Aim of the exercise – State how many lines of the entries hold the string "specialiųjų". Reply with the number alone.

=======

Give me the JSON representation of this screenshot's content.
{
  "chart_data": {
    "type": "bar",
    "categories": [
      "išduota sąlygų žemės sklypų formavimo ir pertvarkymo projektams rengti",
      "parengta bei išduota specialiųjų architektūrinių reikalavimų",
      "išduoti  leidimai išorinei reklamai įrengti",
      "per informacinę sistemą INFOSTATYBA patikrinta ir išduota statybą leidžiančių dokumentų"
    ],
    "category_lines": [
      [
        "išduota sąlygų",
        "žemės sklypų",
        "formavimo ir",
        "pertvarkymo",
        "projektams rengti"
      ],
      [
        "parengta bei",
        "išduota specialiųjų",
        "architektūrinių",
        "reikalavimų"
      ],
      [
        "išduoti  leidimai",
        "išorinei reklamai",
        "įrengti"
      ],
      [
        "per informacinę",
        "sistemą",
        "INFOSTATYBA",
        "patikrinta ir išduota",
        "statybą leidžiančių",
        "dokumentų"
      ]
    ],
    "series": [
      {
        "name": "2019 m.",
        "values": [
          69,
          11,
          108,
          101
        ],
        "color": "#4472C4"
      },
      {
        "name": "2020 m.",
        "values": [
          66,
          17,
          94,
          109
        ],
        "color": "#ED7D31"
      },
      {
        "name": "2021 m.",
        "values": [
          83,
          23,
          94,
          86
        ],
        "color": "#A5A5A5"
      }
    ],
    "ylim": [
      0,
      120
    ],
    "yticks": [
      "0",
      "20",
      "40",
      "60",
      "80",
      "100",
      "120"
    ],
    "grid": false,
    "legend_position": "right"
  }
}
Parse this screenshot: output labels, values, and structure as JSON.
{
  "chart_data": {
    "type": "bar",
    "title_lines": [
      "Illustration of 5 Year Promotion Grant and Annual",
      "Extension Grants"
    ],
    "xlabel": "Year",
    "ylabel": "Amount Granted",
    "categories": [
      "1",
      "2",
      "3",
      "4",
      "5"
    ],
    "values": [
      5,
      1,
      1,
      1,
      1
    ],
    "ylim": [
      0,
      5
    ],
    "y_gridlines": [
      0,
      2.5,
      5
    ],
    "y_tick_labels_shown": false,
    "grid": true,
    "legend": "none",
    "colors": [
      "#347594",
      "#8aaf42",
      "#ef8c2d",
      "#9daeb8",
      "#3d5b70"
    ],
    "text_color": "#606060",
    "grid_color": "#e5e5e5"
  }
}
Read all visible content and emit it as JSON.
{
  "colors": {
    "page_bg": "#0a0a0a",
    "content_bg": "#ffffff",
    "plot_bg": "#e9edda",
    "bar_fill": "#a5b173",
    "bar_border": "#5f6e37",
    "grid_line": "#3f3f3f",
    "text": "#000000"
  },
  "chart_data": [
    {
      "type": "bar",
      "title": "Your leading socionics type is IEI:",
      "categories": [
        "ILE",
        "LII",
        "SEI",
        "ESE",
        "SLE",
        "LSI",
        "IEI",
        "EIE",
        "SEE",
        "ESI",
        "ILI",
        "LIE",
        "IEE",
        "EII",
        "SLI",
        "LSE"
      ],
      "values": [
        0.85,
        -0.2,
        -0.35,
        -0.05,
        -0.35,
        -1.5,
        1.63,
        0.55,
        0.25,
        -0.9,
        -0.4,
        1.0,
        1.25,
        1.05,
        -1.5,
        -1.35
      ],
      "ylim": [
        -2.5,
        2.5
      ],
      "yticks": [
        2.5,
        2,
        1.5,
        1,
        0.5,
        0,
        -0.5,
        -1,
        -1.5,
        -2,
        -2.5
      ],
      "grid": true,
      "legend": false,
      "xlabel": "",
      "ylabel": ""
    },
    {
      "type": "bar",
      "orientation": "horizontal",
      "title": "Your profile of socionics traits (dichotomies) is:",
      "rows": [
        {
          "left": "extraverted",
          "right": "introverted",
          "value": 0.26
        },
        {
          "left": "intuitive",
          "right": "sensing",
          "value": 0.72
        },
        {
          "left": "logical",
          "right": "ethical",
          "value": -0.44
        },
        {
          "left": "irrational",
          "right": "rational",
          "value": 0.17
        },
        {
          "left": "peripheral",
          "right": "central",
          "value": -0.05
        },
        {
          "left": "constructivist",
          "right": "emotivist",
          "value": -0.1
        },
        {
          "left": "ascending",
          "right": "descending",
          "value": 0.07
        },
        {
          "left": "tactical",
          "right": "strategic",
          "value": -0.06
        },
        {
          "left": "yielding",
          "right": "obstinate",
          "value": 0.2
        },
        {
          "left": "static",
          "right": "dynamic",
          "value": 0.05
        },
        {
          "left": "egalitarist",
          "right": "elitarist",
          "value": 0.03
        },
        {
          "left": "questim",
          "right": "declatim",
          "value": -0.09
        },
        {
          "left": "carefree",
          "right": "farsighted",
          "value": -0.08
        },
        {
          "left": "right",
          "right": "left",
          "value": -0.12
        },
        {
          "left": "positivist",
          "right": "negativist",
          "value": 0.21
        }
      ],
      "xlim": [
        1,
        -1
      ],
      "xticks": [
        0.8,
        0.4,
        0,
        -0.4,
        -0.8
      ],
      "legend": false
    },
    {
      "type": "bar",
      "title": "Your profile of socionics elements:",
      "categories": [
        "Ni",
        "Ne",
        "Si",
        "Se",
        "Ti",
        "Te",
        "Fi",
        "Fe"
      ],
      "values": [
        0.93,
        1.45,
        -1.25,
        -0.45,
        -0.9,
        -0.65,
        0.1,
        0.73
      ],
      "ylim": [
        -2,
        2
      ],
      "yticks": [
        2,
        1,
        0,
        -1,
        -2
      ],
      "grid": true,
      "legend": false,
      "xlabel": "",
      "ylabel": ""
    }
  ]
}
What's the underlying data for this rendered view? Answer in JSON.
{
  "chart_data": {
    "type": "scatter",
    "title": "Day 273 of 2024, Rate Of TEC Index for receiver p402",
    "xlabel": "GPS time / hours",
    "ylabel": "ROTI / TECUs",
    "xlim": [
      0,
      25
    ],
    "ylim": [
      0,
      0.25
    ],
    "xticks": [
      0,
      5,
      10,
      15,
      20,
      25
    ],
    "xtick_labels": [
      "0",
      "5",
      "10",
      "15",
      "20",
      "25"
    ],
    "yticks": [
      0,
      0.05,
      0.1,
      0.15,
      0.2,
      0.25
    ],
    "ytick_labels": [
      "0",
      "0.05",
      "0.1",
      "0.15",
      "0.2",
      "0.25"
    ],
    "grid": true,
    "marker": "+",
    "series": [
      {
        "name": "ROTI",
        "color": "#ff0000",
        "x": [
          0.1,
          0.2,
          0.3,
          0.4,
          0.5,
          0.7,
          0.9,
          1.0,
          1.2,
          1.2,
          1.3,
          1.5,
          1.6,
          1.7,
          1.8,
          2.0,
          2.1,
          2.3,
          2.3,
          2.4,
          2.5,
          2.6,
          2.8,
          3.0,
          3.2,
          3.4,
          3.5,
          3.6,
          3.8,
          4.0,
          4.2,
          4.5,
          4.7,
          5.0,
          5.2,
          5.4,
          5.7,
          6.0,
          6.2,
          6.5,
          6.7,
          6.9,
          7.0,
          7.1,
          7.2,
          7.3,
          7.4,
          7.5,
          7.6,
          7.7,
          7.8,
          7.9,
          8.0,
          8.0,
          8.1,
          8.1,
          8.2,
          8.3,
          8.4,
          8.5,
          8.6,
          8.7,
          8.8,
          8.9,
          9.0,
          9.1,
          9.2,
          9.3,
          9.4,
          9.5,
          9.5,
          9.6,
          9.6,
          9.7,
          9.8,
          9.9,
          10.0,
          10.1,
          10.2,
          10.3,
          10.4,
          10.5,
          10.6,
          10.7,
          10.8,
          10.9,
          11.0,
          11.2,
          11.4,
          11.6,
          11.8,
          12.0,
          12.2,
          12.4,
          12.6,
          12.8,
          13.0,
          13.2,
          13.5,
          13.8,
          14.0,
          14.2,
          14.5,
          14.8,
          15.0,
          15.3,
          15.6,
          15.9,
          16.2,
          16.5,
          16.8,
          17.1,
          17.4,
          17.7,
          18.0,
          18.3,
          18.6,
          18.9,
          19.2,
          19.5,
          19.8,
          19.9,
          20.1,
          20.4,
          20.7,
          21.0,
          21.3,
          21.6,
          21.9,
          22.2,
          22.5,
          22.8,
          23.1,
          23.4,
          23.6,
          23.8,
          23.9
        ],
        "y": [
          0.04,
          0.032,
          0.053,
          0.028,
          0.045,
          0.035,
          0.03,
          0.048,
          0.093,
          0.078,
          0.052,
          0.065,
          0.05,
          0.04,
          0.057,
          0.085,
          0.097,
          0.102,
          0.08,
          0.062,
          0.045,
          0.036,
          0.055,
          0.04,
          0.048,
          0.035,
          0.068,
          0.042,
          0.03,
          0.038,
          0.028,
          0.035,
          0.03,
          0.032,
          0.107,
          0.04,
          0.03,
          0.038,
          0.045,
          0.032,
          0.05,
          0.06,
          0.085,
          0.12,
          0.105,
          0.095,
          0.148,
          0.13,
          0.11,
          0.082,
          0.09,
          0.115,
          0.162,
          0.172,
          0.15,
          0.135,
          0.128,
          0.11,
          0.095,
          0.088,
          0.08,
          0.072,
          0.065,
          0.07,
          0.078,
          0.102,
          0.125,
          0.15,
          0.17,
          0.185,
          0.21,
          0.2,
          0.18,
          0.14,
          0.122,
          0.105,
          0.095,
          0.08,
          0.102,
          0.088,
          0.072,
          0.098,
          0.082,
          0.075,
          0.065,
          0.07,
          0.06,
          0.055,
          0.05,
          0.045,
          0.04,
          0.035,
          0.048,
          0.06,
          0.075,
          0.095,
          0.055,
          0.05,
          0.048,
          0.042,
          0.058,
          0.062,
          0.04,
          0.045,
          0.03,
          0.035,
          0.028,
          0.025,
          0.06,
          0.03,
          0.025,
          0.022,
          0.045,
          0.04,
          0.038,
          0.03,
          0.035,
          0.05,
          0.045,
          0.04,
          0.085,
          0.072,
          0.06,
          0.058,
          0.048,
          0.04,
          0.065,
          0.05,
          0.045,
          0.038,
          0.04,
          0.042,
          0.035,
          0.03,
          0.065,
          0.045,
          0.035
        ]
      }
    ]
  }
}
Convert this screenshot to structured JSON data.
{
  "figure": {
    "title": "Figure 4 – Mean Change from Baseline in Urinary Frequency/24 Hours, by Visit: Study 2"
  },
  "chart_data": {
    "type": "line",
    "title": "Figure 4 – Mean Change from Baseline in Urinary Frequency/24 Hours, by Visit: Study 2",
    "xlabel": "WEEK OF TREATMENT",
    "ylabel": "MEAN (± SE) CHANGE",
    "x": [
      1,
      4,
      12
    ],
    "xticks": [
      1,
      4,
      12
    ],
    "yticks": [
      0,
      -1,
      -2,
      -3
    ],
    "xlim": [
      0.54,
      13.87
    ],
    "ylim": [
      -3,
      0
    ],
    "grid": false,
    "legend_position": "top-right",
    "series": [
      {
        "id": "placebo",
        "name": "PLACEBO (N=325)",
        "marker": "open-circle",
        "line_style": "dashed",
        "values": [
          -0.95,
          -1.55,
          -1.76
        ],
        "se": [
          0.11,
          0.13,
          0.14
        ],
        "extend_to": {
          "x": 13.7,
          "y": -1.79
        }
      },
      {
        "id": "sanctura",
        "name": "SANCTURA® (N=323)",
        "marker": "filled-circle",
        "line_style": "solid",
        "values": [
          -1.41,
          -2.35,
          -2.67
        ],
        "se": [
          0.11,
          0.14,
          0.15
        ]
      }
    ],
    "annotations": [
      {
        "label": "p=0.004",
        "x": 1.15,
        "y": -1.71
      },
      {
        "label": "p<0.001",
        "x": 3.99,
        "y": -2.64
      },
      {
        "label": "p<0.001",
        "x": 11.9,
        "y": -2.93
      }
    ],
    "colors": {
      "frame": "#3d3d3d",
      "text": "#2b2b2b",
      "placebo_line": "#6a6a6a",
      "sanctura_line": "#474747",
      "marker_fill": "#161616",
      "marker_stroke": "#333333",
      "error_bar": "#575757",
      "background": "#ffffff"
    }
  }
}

=======

Task response – 2